EXTRACTED RECORDS:
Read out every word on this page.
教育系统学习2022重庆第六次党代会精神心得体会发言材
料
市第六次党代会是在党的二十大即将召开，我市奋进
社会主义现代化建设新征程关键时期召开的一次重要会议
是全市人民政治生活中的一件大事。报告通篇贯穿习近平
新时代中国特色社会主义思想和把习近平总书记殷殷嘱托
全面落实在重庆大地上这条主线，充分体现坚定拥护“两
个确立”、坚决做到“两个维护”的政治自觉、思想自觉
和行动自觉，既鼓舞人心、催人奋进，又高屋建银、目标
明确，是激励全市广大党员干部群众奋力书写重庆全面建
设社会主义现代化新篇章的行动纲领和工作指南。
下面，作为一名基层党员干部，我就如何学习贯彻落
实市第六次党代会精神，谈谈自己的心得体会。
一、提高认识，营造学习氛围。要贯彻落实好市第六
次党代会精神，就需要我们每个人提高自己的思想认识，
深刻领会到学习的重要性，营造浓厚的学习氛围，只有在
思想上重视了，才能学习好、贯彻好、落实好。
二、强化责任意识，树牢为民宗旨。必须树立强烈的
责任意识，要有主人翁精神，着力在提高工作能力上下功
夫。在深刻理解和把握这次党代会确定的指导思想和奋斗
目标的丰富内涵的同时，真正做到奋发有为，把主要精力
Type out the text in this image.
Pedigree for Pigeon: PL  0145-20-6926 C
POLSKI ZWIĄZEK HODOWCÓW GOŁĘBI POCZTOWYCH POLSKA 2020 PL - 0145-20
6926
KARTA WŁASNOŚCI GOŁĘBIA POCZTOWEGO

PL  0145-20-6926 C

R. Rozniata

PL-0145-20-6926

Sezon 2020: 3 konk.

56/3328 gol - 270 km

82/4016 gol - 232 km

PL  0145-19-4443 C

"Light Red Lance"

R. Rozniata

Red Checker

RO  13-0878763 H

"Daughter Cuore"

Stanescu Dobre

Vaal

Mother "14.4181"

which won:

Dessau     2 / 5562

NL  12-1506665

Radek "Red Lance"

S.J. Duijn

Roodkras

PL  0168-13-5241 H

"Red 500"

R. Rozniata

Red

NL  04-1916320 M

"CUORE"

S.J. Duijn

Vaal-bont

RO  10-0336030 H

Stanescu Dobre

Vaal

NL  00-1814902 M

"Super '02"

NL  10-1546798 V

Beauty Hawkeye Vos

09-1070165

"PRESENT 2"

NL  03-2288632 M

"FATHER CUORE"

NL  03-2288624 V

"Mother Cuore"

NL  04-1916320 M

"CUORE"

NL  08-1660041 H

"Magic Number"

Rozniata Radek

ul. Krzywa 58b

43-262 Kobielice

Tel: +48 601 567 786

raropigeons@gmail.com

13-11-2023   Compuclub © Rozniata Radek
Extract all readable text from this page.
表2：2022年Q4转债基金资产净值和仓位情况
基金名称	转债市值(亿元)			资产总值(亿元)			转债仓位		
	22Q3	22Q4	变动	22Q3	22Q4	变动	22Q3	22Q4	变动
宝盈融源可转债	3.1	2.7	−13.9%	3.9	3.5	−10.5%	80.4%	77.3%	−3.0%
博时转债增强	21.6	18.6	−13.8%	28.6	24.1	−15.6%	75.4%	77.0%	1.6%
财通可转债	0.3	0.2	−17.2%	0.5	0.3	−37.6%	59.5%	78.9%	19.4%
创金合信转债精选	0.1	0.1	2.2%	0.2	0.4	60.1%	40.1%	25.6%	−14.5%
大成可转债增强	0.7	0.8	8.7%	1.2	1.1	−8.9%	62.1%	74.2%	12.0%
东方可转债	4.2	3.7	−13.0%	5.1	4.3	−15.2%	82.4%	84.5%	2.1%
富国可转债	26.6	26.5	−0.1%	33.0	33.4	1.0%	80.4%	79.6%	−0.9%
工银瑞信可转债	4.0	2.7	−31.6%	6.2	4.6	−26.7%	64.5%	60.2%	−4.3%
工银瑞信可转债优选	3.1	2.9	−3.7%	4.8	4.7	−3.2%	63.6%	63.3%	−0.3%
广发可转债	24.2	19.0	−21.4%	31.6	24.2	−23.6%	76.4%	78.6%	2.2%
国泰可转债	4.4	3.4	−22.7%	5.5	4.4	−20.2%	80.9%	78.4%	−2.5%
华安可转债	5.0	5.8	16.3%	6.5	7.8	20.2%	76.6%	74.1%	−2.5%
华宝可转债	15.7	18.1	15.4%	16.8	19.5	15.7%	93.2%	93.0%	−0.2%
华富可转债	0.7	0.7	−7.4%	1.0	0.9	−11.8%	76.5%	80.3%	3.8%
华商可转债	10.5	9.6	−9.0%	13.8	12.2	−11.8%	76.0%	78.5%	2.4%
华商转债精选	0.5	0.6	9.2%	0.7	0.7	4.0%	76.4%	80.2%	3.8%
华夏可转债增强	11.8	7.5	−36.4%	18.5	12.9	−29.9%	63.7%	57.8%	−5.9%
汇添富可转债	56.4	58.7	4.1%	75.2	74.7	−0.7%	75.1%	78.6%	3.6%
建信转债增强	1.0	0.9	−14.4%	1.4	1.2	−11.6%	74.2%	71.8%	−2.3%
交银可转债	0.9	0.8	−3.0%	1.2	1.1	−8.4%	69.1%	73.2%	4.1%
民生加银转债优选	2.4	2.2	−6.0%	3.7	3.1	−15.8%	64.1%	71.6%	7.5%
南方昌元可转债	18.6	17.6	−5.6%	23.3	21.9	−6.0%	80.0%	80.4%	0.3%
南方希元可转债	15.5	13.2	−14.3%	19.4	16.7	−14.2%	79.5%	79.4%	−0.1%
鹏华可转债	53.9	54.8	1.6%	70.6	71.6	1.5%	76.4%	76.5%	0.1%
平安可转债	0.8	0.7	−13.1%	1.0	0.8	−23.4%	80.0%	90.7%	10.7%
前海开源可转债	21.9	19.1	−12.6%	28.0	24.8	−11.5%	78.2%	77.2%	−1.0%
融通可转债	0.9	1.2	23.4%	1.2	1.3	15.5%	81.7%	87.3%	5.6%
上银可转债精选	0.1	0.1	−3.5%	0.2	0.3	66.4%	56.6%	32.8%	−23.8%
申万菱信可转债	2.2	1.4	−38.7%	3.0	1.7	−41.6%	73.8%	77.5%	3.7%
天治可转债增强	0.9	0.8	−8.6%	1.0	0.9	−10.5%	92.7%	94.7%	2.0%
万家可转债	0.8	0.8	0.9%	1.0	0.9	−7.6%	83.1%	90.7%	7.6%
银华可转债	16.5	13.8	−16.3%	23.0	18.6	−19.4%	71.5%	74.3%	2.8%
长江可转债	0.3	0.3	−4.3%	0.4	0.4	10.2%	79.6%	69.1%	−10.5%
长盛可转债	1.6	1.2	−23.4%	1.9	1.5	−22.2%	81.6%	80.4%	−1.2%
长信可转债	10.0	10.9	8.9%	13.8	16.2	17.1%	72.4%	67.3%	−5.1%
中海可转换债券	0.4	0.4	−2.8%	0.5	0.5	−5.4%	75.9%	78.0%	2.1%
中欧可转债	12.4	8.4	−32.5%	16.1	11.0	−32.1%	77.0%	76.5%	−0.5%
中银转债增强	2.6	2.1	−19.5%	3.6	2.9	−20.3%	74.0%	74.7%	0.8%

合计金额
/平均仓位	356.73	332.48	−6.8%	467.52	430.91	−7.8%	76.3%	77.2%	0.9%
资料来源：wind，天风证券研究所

TASK TO COMPLETE: Exactly repeat the lines from the line that contains "Extract all readable text from this page." to the end of the entries, both included, and leave out all other lines.

WORKED SOLUTION:
Extract all readable text from this page.
表2：2022年Q4转债基金资产净值和仓位情况
基金名称	转债市值(亿元)			资产总值(亿元)			转债仓位		
	22Q3	22Q4	变动	22Q3	22Q4	变动	22Q3	22Q4	变动
宝盈融源可转债	3.1	2.7	−13.9%	3.9	3.5	−10.5%	80.4%	77.3%	−3.0%
博时转债增强	21.6	18.6	−13.8%	28.6	24.1	−15.6%	75.4%	77.0%	1.6%
财通可转债	0.3	0.2	−17.2%	0.5	0.3	−37.6%	59.5%	78.9%	19.4%
创金合信转债精选	0.1	0.1	2.2%	0.2	0.4	60.1%	40.1%	25.6%	−14.5%
大成可转债增强	0.7	0.8	8.7%	1.2	1.1	−8.9%	62.1%	74.2%	12.0%
东方可转债	4.2	3.7	−13.0%	5.1	4.3	−15.2%	82.4%	84.5%	2.1%
富国可转债	26.6	26.5	−0.1%	33.0	33.4	1.0%	80.4%	79.6%	−0.9%
工银瑞信可转债	4.0	2.7	−31.6%	6.2	4.6	−26.7%	64.5%	60.2%	−4.3%
工银瑞信可转债优选	3.1	2.9	−3.7%	4.8	4.7	−3.2%	63.6%	63.3%	−0.3%
广发可转债	24.2	19.0	−21.4%	31.6	24.2	−23.6%	76.4%	78.6%	2.2%
国泰可转债	4.4	3.4	−22.7%	5.5	4.4	−20.2%	80.9%	78.4%	−2.5%
华安可转债	5.0	5.8	16.3%	6.5	7.8	20.2%	76.6%	74.1%	−2.5%
华宝可转债	15.7	18.1	15.4%	16.8	19.5	15.7%	93.2%	93.0%	−0.2%
华富可转债	0.7	0.7	−7.4%	1.0	0.9	−11.8%	76.5%	80.3%	3.8%
华商可转债	10.5	9.6	−9.0%	13.8	12.2	−11.8%	76.0%	78.5%	2.4%
华商转债精选	0.5	0.6	9.2%	0.7	0.7	4.0%	76.4%	80.2%	3.8%
华夏可转债增强	11.8	7.5	−36.4%	18.5	12.9	−29.9%	63.7%	57.8%	−5.9%
汇添富可转债	56.4	58.7	4.1%	75.2	74.7	−0.7%	75.1%	78.6%	3.6%
建信转债增强	1.0	0.9	−14.4%	1.4	1.2	−11.6%	74.2%	71.8%	−2.3%
交银可转债	0.9	0.8	−3.0%	1.2	1.1	−8.4%	69.1%	73.2%	4.1%
民生加银转债优选	2.4	2.2	−6.0%	3.7	3.1	−15.8%	64.1%	71.6%	7.5%
南方昌元可转债	18.6	17.6	−5.6%	23.3	21.9	−6.0%	80.0%	80.4%	0.3%
南方希元可转债	15.5	13.2	−14.3%	19.4	16.7	−14.2%	79.5%	79.4%	−0.1%
鹏华可转债	53.9	54.8	1.6%	70.6	71.6	1.5%	76.4%	76.5%	0.1%
平安可转债	0.8	0.7	−13.1%	1.0	0.8	−23.4%	80.0%	90.7%	10.7%
前海开源可转债	21.9	19.1	−12.6%	28.0	24.8	−11.5%	78.2%	77.2%	−1.0%
融通可转债	0.9	1.2	23.4%	1.2	1.3	15.5%	81.7%	87.3%	5.6%
上银可转债精选	0.1	0.1	−3.5%	0.2	0.3	66.4%	56.6%	32.8%	−23.8%
申万菱信可转债	2.2	1.4	−38.7%	3.0	1.7	−41.6%	73.8%	77.5%	3.7%
天治可转债增强	0.9	0.8	−8.6%	1.0	0.9	−10.5%	92.7%	94.7%	2.0%
万家可转债	0.8	0.8	0.9%	1.0	0.9	−7.6%	83.1%	90.7%	7.6%
银华可转债	16.5	13.8	−16.3%	23.0	18.6	−19.4%	71.5%	74.3%	2.8%
长江可转债	0.3	0.3	−4.3%	0.4	0.4	10.2%	79.6%	69.1%	−10.5%
长盛可转债	1.6	1.2	−23.4%	1.9	1.5	−22.2%	81.6%	80.4%	−1.2%
长信可转债	10.0	10.9	8.9%	13.8	16.2	17.1%	72.4%	67.3%	−5.1%
中海可转换债券	0.4	0.4	−2.8%	0.5	0.5	−5.4%	75.9%	78.0%	2.1%
中欧可转债	12.4	8.4	−32.5%	16.1	11.0	−32.1%	77.0%	76.5%	−0.5%
中银转债增强	2.6	2.1	−19.5%	3.6	2.9	−20.3%	74.0%	74.7%	0.8%

合计金额
/平均仓位	356.73	332.48	−6.8%	467.52	430.91	−7.8%	76.3%	77.2%	0.9%
资料来源：wind，天风证券研究所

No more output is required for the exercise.